• **OBJETIVO INDICADO 1**
Reproduza sem alterações as linhas da listagem que vão do início da listagem até à linha com "toc-entry-page: 49 [791, 329, 807, 344]", incluindo esta, e apenas essas.

• **TEXTO DE ORIGEM**
------------
Então apreciemos a verificação ou não dos requisitos exigidos no artº 121º/1 do CPAC para o deferimento da requerida suspensão
Para o deferimento da tal providência, a lei exige a verificação cumulativa dos seguintes requisitos – artº121º/1-a), b) e c) do CPAC:
a) A execução do acto cause previsivelmente prejuízo de difícil reparação para o requerente ou para os interesses que este defenda ou venha a defender no recurso;
b) A suspensão não determine grave lesão do interesse público concretamente prosseguido pelo acto; e
c) Do processo não resultem fortes indícios de ilegalidade do recurso.
Sendo de verificação cumulativa que é, a inverificação de qualquer deles implica logo o indeferimento da suspensão.
Comecemos então pelos requisitos exigidos nas alíneas b) e c), que nos se afiguram ser de fácil apreciação, tendo em conta a especificidade do caso, a matéria de facto assente, assim como os elementos constantes nos autos.
------------
• **DADOS FORNECIDOS**
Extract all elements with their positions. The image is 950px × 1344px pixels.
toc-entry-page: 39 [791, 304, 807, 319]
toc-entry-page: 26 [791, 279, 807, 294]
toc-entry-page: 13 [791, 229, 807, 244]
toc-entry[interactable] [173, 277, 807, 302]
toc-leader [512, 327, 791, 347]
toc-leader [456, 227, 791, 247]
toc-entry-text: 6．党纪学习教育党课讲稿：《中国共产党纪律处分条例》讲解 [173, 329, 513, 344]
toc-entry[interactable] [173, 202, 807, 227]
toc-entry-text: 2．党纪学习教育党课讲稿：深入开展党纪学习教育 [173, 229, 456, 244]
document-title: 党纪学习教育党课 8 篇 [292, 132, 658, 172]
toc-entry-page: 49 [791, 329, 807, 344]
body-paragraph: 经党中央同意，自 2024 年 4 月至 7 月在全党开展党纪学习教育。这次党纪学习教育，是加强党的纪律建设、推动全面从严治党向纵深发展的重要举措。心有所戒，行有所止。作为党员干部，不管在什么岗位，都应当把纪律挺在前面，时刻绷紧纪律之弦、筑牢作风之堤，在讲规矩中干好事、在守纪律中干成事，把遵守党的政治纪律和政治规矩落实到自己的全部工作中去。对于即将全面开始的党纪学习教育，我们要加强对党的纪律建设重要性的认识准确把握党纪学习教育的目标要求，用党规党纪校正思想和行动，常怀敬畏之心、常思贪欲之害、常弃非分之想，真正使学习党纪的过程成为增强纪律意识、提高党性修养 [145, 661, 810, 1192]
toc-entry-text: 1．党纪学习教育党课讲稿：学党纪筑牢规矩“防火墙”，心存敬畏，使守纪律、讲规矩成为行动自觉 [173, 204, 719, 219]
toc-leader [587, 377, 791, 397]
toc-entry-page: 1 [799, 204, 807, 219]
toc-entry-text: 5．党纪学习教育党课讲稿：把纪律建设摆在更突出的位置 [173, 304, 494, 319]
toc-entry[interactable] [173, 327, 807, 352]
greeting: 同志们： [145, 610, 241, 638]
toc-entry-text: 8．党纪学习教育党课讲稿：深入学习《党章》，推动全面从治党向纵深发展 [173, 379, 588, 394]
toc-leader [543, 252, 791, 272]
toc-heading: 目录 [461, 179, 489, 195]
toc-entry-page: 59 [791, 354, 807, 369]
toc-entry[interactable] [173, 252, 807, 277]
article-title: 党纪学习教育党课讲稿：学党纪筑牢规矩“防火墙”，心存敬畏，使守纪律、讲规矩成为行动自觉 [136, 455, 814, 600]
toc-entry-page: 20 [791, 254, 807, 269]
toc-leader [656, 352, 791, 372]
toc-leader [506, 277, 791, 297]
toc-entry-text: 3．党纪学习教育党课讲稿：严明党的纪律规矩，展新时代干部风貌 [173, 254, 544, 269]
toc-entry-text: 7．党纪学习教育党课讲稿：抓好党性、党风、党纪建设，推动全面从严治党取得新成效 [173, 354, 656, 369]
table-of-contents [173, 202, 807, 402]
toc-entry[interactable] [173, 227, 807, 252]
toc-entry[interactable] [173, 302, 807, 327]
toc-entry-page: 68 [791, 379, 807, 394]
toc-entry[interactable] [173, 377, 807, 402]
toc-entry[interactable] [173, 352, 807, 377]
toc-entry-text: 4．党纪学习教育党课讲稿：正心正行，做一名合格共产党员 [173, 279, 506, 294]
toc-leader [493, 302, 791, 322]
------------
• **OBJETIVO INDICADO 2**
Condense o parágrafo do texto de origem que começa por "Comecemos então pelos requisitos", conservando os factos principais.

• **RESPOSTA CORRETA 1**
Extract all elements with their positions. The image is 950px × 1344px pixels.
toc-entry-page: 39 [791, 304, 807, 319]
toc-entry-page: 26 [791, 279, 807, 294]
toc-entry-page: 13 [791, 229, 807, 244]
toc-entry[interactable] [173, 277, 807, 302]
toc-leader [512, 327, 791, 347]
toc-leader [456, 227, 791, 247]
toc-entry-text: 6．党纪学习教育党课讲稿：《中国共产党纪律处分条例》讲解 [173, 329, 513, 344]
toc-entry[interactable] [173, 202, 807, 227]
toc-entry-text: 2．党纪学习教育党课讲稿：深入开展党纪学习教育 [173, 229, 456, 244]
document-title: 党纪学习教育党课 8 篇 [292, 132, 658, 172]
toc-entry-page: 49 [791, 329, 807, 344]

• **RESPOSTA CORRETA 2**
Começa-se pelos requisitos das alíneas b) e c). Consideram-se de fácil apreciação, atendendo à especificidade do caso, à matéria de facto assente e aos elementos constantes dos autos.